■ **Structured figure records**

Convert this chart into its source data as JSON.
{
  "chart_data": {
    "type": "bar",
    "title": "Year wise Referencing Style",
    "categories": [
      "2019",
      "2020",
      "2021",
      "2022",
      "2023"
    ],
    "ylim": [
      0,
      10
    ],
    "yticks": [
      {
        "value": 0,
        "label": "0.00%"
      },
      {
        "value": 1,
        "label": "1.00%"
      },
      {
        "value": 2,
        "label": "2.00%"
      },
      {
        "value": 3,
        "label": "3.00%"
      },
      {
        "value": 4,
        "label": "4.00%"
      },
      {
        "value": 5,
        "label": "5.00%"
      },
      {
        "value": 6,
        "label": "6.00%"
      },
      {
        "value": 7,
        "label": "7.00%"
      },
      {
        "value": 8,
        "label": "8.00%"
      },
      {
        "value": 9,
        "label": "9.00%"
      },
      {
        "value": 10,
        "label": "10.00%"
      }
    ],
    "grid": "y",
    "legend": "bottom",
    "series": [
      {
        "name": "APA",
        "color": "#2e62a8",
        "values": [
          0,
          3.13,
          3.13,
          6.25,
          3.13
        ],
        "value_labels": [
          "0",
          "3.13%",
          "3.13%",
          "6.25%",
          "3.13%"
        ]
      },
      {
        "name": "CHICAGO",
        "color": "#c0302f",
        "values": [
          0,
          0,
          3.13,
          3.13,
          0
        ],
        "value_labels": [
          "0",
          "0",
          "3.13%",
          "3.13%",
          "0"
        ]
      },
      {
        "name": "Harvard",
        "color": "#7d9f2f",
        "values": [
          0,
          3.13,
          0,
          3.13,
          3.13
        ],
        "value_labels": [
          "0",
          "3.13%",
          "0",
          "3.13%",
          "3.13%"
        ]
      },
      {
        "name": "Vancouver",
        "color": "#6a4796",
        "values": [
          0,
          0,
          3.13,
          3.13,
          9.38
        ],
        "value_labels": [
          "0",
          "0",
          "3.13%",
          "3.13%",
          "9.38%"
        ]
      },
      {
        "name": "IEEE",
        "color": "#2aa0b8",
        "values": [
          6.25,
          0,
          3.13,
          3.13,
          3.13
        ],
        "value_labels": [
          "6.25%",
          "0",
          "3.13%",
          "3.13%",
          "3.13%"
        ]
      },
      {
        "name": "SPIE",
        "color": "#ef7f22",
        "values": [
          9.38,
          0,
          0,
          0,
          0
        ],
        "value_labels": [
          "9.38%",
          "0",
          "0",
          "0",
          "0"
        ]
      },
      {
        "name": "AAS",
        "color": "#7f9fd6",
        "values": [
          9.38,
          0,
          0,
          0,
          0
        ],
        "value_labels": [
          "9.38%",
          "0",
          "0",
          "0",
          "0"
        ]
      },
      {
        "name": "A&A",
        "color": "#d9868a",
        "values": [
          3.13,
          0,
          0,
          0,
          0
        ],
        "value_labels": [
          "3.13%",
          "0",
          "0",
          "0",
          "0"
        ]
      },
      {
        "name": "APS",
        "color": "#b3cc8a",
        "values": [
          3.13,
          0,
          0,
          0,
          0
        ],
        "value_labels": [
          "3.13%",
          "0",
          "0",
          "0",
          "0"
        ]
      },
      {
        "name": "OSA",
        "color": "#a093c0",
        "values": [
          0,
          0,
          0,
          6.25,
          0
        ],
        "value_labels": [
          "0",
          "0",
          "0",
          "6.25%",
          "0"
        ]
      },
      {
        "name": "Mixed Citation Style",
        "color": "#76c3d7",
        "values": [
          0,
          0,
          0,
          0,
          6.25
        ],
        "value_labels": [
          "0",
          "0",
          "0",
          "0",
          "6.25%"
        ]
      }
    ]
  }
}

■ **Written task**
Find how many lines of the listing include the string "color" and give that number, nothing else.

■ **Exercise answer**
11